> [Questions on the material]:
1/ In the text comparing TEZ/IVA and ELX/TEZ/IVA, rewrite the paragraph beginning "The present systematic review has some limitations" as a bulleted list that keeps its main facts.
2/ Transcribe the part of the text comparing TEZ/IVA and ELX/TEZ/IVA from "The observed differences" up to and including "of CF patients.".
3/ Write the next part of the text comparing TEZ/IVA and ELX/TEZ/IVA, picking up after its last sentence.

> [Text]:

________

The observed differences in the effects of TEZ/IVA and ELX/TEZ/IVA on FEV1 levels, sweat chloride concentration, and CFQ-R RD scores in patients with F508del CF may be attributed to variations in their compositions, mechanisms of action, and the presence of additional components in ELX/TEZ/IVA. ELX/TEZ/IVA with its triple combination therapy provides greater improvements in lung function and sweat chloride reduction compared to TEZ/IVA, particularly in heterozygous F508del CF patients. However, both treatments demonstrate positive effects in improving the respiratory symptoms and quality of life of CF patients.
The present systematic review has some limitations that should be considered when drawing conclusions. The effects of ELX/TEZ/IVA were not fully reported in all studies. Further studies on ELX/TEZ/IVA regimens are needed to ensure concrete results. Moreover, the duration of treatment varied among the included studies, ranging from short-term evaluations to longer-term assessments. The limited availability of long-term data restricts our understanding of the sustained benefits or potential adverse effects associated with the different treatment options. The number of trials comparing head-to-head ELX/TEZ/IVA to TEZ/IVA is few. Some aspects such as emotional adverse effects should be further studied as this aspect was not compared between the two drugs Further research with extended follow-up periods is necessary to better evaluate the long-term efficacy and safety profiles of these treatments.

________

Document structure recognition data:
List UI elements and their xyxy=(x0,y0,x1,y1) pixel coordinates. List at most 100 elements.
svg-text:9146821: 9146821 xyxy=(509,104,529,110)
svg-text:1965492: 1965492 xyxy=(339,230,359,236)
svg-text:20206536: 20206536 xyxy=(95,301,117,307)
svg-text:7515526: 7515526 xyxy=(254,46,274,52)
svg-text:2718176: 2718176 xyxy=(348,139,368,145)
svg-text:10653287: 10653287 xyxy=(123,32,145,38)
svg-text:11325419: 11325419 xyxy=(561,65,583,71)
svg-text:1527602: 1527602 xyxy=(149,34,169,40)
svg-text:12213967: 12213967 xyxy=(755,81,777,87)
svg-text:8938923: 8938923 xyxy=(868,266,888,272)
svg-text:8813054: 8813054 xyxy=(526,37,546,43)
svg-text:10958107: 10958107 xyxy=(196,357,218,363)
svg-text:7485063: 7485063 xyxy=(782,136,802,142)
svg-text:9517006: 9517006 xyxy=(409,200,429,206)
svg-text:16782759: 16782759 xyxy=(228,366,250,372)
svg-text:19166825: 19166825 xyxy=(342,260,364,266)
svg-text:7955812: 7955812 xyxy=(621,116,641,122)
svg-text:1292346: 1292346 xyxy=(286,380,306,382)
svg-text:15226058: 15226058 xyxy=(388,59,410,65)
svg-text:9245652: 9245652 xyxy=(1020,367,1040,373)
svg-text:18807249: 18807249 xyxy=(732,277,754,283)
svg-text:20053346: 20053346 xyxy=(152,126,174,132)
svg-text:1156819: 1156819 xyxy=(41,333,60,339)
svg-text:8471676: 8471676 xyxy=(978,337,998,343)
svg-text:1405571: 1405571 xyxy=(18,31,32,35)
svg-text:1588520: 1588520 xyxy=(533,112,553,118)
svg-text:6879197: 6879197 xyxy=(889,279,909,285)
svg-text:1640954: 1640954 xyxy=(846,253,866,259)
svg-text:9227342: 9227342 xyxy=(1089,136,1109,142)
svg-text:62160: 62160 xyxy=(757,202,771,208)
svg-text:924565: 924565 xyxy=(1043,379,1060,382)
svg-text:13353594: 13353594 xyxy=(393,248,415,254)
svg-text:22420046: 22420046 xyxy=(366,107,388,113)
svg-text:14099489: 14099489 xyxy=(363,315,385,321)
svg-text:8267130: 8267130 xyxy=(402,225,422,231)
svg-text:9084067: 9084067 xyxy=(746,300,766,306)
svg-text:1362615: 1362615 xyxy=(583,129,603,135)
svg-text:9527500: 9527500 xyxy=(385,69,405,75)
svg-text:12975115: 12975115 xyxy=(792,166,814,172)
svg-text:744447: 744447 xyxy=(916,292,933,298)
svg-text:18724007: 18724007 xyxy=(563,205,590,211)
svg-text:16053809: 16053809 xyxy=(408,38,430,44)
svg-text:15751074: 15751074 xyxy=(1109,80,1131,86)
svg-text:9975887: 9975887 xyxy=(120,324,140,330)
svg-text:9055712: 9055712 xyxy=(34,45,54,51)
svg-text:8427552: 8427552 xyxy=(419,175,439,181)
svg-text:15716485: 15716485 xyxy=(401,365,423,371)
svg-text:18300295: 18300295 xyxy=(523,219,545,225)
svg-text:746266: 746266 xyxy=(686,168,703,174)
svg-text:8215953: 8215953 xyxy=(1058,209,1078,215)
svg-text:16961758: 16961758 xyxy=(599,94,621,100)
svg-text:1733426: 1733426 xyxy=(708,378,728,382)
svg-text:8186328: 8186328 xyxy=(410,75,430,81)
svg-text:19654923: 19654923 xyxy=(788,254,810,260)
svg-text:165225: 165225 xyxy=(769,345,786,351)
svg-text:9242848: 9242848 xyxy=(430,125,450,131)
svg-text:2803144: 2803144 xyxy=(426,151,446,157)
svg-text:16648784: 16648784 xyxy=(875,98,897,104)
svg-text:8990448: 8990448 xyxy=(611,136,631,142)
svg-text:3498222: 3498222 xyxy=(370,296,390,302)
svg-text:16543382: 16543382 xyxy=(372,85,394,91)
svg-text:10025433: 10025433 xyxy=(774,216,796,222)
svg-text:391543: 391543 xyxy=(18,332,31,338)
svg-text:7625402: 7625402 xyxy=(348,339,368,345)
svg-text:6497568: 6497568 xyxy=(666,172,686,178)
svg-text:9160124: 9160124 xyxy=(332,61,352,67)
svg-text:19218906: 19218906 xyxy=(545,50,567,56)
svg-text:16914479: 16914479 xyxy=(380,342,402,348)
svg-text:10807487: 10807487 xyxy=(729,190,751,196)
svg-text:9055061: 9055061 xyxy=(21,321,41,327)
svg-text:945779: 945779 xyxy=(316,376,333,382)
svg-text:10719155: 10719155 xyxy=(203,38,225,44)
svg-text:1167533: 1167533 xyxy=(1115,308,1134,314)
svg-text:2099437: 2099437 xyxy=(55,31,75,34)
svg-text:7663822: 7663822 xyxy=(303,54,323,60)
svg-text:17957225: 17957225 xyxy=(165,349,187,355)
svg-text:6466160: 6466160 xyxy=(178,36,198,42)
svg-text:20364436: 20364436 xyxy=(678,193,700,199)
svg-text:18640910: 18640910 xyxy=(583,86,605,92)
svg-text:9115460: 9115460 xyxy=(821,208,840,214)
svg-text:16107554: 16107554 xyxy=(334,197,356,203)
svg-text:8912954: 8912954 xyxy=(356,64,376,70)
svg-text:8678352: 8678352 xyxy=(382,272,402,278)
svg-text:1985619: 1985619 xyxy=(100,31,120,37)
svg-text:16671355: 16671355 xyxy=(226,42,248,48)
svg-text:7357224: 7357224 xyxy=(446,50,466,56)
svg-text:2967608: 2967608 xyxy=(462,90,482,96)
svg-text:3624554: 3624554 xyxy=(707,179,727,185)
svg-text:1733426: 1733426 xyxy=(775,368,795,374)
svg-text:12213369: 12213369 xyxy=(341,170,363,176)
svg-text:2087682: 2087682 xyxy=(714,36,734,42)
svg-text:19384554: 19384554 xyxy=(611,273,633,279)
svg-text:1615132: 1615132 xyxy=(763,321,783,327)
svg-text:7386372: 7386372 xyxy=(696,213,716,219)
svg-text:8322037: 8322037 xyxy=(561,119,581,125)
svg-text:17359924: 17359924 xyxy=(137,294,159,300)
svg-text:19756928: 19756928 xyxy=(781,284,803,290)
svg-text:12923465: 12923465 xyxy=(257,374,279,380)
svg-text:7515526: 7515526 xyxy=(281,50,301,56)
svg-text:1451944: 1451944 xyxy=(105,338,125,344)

________

> [Expected outputs]:
1/
- Not all studies fully reported the effects of ELX/TEZ/IVA, so further studies on its regimens are needed.
- Treatment duration varied across the included studies, from short-term to longer-term assessments.
- Limited long-term data restricts understanding of sustained benefits or potential adverse effects.
- Few trials compare ELX/TEZ/IVA head-to-head with TEZ/IVA.
- Emotional adverse effects were not compared between the two drugs and need further study.
- Research with extended follow-up is needed to better evaluate long-term efficacy and safety.

2/
The observed differences in the effects of TEZ/IVA and ELX/TEZ/IVA on FEV1 levels, sweat chloride concentration, and CFQ-R RD scores in patients with F508del CF may be attributed to variations in their compositions, mechanisms of action, and the presence of additional components in ELX/TEZ/IVA. ELX/TEZ/IVA with its triple combination therapy provides greater improvements in lung function and sweat chloride reduction compared to TEZ/IVA, particularly in heterozygous F508del CF patients. However, both treatments demonstrate positive effects in improving the respiratory symptoms and quality of life of CF patients.

3/
CONCLUSION
The systematic review demonstrates that both TEZ/IVA and ELX/TEZ/IVA have shown improvements in FEV1 levels, sweat chloride levels, and CFQ-R RD scores in homozygous F508del CF patients. ELX/TEZ/IVA consistently exhibited significant improvements across all measured parameters. For both heterozygous and homozygous F508del CF patients, TEZ/IVA and ELX/TEZ/IVA demonstrated positive impacts on lung function, with ELX/TEZ/IVA showing slightly better results. Further research with larger sample sizes, standardized study designs, and longer-term follow-up is needed to confirm these findings and gain a more comprehensive understanding of the comparative effectiveness and safety profiles of these treatments.